TASK DIRECTIONS :: Pull out every line below containing the word "search".
** start of MATERIAL PROVIDED **
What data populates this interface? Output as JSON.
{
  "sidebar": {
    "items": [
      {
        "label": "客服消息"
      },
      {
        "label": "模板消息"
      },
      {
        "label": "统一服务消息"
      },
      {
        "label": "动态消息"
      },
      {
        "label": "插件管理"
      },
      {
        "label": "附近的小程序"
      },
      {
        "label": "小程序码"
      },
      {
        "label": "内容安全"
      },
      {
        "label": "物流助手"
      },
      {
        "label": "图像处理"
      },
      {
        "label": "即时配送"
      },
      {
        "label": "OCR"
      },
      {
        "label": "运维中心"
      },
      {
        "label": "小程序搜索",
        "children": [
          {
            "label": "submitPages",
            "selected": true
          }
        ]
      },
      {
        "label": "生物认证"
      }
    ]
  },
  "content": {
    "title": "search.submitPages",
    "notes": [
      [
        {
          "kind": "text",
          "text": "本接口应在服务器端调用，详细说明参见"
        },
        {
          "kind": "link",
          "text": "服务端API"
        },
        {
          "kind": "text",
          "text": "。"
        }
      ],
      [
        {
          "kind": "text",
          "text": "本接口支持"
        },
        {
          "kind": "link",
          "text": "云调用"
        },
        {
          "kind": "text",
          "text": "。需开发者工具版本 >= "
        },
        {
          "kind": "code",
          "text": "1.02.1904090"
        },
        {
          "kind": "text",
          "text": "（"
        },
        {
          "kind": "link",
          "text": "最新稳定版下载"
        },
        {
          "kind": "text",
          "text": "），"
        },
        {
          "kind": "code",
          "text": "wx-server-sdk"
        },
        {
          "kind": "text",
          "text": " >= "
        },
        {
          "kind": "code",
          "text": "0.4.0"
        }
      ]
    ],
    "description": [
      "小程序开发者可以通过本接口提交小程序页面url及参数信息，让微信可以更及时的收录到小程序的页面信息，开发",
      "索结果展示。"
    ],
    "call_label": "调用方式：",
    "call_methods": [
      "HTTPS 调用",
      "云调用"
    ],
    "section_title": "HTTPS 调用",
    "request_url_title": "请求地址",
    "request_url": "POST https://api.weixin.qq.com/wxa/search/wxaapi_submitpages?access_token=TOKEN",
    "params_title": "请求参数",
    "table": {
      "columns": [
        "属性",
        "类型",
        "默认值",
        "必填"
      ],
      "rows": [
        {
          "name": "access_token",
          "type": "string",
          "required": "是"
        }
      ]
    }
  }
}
** end of MATERIAL PROVIDED **
CORRECT ANSWER ::
    "title": "search.submitPages",
    "request_url": "POST https://api.weixin.qq.com/wxa/search/wxaapi_submitpages?access_token=TOKEN",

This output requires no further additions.